IIn light of the introduction last year of a holding company/headquarter company regime, it was argued by industry that without a capital friendly environment, companies would not take up the benefits offered by the new regime and move their holding companies to Ireland.

The Irish Bankers’ Federation (IBF), and its affiliate the Federation of International Banks in Ireland (FIBI), have welcomed the move, saying that, ‘it is a significant and welcome measure in helping to further make Ireland an attractive location for international financial services – particularly as a number of other EU States had abolished or reduced this duty’.

According to Felix O’Regan, head of communications with the IBF, ‘This signals progressive moves towards developing an attractive holding company regime. FIBI looks forward to continued progress in this regard and the complete abolition of capital duty on shares.’

Finanacial Services Ireland (FSI) also called for the abolition of the duty. Director Aileen O’Donoghue congratulated the Minister for taking the necessary first step, but said that, ‘the ultimate abolition of the capital duty charge should, however, remain the objective if we are to mirror the positive outcomes of Ireland’s corporation tax regime in terms of employment, the development of Irish industry and net exchequer receipts.’

Other changes sought by the industry in theBudget include an enhancement to the Finance Act 2004 legislation regarding the taxation of short life leased assets, and a deduction for financing costs of tier one capital. None of these other measures were included in this year’s Budget, but it is likely that they will be looked at in the Finance Bill stage.

> _Given request A_
Summarize the text on capital duty in two sentences.
The records that follow are unrelated to the text on capital duty.

> _Records to use_
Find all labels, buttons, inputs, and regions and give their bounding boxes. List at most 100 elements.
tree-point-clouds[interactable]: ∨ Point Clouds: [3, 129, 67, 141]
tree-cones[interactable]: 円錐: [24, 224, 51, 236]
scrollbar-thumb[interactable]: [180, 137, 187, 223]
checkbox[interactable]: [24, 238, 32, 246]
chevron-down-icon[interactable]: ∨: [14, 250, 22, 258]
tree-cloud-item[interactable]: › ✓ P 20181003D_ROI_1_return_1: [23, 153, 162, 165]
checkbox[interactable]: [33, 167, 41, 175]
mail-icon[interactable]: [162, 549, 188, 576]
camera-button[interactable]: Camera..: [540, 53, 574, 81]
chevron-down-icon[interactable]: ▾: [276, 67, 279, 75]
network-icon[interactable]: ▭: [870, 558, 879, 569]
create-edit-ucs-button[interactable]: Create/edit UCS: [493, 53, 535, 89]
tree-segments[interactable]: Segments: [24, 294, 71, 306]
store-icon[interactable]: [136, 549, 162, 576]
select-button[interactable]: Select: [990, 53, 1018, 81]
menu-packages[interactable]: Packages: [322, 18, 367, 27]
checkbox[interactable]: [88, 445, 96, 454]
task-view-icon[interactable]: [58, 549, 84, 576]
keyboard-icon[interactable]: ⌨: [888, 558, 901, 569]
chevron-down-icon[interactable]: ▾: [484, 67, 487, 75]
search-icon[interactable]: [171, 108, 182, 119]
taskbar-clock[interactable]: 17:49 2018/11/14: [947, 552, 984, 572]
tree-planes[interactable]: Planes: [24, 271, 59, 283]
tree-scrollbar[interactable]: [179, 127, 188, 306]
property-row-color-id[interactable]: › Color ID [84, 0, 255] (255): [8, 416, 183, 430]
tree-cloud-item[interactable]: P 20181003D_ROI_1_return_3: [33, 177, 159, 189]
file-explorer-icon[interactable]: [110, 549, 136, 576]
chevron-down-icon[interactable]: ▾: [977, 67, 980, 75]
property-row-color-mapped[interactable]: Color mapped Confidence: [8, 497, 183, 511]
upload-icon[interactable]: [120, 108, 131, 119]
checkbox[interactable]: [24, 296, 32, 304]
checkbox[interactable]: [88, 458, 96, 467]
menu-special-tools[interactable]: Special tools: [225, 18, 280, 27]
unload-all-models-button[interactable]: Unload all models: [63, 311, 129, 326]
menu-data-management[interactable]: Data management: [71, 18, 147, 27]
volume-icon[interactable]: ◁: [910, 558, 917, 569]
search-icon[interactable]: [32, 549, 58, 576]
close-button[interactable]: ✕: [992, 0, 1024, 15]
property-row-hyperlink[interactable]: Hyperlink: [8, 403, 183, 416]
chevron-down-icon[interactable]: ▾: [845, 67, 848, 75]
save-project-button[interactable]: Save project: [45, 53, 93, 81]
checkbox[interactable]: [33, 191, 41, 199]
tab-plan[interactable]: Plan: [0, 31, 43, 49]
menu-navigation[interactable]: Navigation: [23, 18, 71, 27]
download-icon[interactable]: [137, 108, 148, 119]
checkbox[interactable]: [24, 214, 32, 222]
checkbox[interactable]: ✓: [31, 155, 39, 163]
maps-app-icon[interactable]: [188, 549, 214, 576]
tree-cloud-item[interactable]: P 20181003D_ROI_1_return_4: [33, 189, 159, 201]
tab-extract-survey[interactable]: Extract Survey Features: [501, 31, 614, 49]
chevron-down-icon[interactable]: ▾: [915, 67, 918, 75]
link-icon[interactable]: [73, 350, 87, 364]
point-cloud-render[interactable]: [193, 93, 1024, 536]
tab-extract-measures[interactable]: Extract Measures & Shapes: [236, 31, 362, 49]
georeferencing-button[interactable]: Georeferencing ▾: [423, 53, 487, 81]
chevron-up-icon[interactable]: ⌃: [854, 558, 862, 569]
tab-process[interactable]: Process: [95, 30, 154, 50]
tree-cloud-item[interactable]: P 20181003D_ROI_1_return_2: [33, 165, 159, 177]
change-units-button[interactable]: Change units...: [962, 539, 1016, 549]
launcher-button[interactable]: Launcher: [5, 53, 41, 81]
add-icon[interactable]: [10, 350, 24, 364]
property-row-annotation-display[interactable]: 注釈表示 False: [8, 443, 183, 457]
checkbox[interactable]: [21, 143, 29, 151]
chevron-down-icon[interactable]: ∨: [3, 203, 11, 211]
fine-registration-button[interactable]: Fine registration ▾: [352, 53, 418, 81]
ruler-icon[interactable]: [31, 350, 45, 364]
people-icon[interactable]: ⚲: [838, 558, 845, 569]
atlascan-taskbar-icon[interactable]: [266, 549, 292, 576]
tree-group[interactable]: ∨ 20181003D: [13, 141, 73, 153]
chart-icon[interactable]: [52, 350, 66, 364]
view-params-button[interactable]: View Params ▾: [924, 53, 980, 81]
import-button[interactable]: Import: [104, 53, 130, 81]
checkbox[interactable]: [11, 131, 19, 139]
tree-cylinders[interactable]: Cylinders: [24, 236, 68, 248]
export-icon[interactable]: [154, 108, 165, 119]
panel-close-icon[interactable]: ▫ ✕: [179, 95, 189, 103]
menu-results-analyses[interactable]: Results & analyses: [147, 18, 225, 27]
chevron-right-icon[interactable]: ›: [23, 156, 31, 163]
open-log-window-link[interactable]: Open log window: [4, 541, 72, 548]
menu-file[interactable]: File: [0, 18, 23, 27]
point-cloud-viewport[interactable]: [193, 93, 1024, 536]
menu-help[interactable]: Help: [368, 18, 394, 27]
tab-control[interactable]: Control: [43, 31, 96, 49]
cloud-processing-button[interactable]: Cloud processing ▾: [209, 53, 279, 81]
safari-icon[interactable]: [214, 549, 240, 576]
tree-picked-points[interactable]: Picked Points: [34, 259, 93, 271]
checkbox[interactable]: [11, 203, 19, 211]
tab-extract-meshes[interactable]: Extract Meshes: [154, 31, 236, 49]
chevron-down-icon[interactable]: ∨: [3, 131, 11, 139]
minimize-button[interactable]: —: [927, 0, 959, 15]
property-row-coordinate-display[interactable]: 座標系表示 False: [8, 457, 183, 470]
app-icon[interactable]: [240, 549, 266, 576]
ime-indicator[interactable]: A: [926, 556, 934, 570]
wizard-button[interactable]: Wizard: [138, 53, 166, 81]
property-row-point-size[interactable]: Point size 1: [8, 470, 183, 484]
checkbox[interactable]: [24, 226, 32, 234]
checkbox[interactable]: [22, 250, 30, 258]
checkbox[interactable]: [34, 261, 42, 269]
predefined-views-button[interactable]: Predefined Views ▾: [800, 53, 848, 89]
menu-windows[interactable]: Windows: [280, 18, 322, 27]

> _Given request B_
Print the records exactly, from their first line up to and including the line that contains "checkbox[interactable]: [88, 458, 96, 467]".

> _Task response A_
Industry argued that without a capital friendly environment, companies would not move their holding companies to Ireland, and the IBF and FIBI welcomed the move as helping make Ireland an attractive location for international financial services. FIBI and FSI both want the capital duty abolished entirely, while the industry's other requested changes were left out of this year's Budget but may be looked at in the Finance Bill stage.

> _Task response B_
Find all labels, buttons, inputs, and regions and give their bounding boxes. List at most 100 elements.
tree-point-clouds[interactable]: ∨ Point Clouds: [3, 129, 67, 141]
tree-cones[interactable]: 円錐: [24, 224, 51, 236]
scrollbar-thumb[interactable]: [180, 137, 187, 223]
checkbox[interactable]: [24, 238, 32, 246]
chevron-down-icon[interactable]: ∨: [14, 250, 22, 258]
tree-cloud-item[interactable]: › ✓ P 20181003D_ROI_1_return_1: [23, 153, 162, 165]
checkbox[interactable]: [33, 167, 41, 175]
mail-icon[interactable]: [162, 549, 188, 576]
camera-button[interactable]: Camera..: [540, 53, 574, 81]
chevron-down-icon[interactable]: ▾: [276, 67, 279, 75]
network-icon[interactable]: ▭: [870, 558, 879, 569]
create-edit-ucs-button[interactable]: Create/edit UCS: [493, 53, 535, 89]
tree-segments[interactable]: Segments: [24, 294, 71, 306]
store-icon[interactable]: [136, 549, 162, 576]
select-button[interactable]: Select: [990, 53, 1018, 81]
menu-packages[interactable]: Packages: [322, 18, 367, 27]
checkbox[interactable]: [88, 445, 96, 454]
task-view-icon[interactable]: [58, 549, 84, 576]
keyboard-icon[interactable]: ⌨: [888, 558, 901, 569]
chevron-down-icon[interactable]: ▾: [484, 67, 487, 75]
search-icon[interactable]: [171, 108, 182, 119]
taskbar-clock[interactable]: 17:49 2018/11/14: [947, 552, 984, 572]
tree-planes[interactable]: Planes: [24, 271, 59, 283]
tree-scrollbar[interactable]: [179, 127, 188, 306]
property-row-color-id[interactable]: › Color ID [84, 0, 255] (255): [8, 416, 183, 430]
tree-cloud-item[interactable]: P 20181003D_ROI_1_return_3: [33, 177, 159, 189]
file-explorer-icon[interactable]: [110, 549, 136, 576]
chevron-down-icon[interactable]: ▾: [977, 67, 980, 75]
property-row-color-mapped[interactable]: Color mapped Confidence: [8, 497, 183, 511]
upload-icon[interactable]: [120, 108, 131, 119]
checkbox[interactable]: [24, 296, 32, 304]
checkbox[interactable]: [88, 458, 96, 467]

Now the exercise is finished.